Work to be completed: Your task is to extract every entry that follows word for word while excluding the pictures.

Material provided:
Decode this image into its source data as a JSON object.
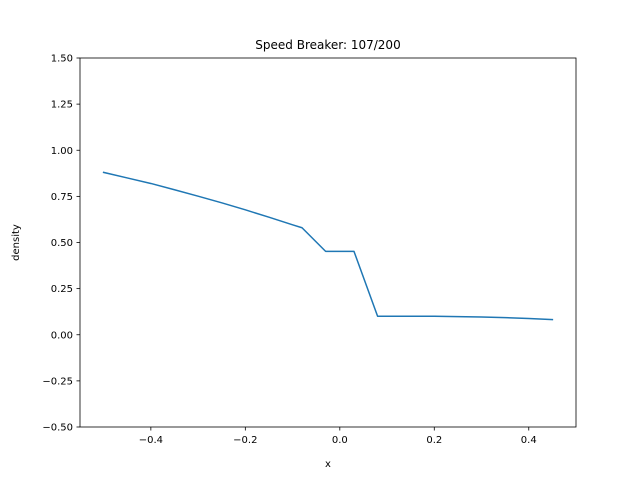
{
  "chart_data": {
    "type": "line",
    "title": "Speed Breaker: 107/200",
    "xlabel": "x",
    "ylabel": "density",
    "xlim": [
      -0.55,
      0.5
    ],
    "ylim": [
      -0.5,
      1.5
    ],
    "xticks": [
      -0.4,
      -0.2,
      0.0,
      0.2,
      0.4
    ],
    "xtick_labels": [
      "−0.4",
      "−0.2",
      "0.0",
      "0.2",
      "0.4"
    ],
    "yticks": [
      -0.5,
      -0.25,
      0.0,
      0.25,
      0.5,
      0.75,
      1.0,
      1.25,
      1.5
    ],
    "ytick_labels": [
      "−0.50",
      "−0.25",
      "0.00",
      "0.25",
      "0.50",
      "0.75",
      "1.00",
      "1.25",
      "1.50"
    ],
    "grid": false,
    "series": [
      {
        "color": "#1f77b4",
        "x": [
          -0.5,
          -0.45,
          -0.4,
          -0.35,
          -0.3,
          -0.25,
          -0.2,
          -0.15,
          -0.1,
          -0.08,
          -0.03,
          0.03,
          0.08,
          0.1,
          0.15,
          0.2,
          0.25,
          0.3,
          0.35,
          0.4,
          0.45
        ],
        "y": [
          0.88,
          0.85,
          0.82,
          0.786,
          0.751,
          0.715,
          0.677,
          0.637,
          0.596,
          0.58,
          0.452,
          0.452,
          0.1,
          0.1,
          0.1,
          0.1,
          0.098,
          0.096,
          0.093,
          0.088,
          0.082
        ]
      }
    ]
  }
}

Output for this task:
Decode this image into its source data as a JSON object.
{
  "chart_data": {
    "type": "line",
    "title": "Speed Breaker: 107/200",
    "xlabel": "x",
    "ylabel": "density",
    "xlim": [
      -0.55,
      0.5
    ],
    "ylim": [
      -0.5,
      1.5
    ],
    "xticks": [
      -0.4,
      -0.2,
      0.0,
      0.2,
      0.4
    ],
    "xtick_labels": [
      "−0.4",
      "−0.2",
      "0.0",
      "0.2",
      "0.4"
    ],
    "yticks": [
      -0.5,
      -0.25,
      0.0,
      0.25,
      0.5,
      0.75,
      1.0,
      1.25,
      1.5
    ],
    "ytick_labels": [
      "−0.50",
      "−0.25",
      "0.00",
      "0.25",
      "0.50",
      "0.75",
      "1.00",
      "1.25",
      "1.50"
    ],
    "grid": false,
    "series": [
      {
        "color": "#1f77b4",
        "x": [
          -0.5,
          -0.45,
          -0.4,
          -0.35,
          -0.3,
          -0.25,
          -0.2,
          -0.15,
          -0.1,
          -0.08,
          -0.03,
          0.03,
          0.08,
          0.1,
          0.15,
          0.2,
          0.25,
          0.3,
          0.35,
          0.4,
          0.45
        ],
        "y": [
          0.88,
          0.85,
          0.82,
          0.786,
          0.751,
          0.715,
          0.677,
          0.637,
          0.596,
          0.58,
          0.452,
          0.452,
          0.1,
          0.1,
          0.1,
          0.1,
          0.098,
          0.096,
          0.093,
          0.088,
          0.082
        ]
      }
    ]
  }
}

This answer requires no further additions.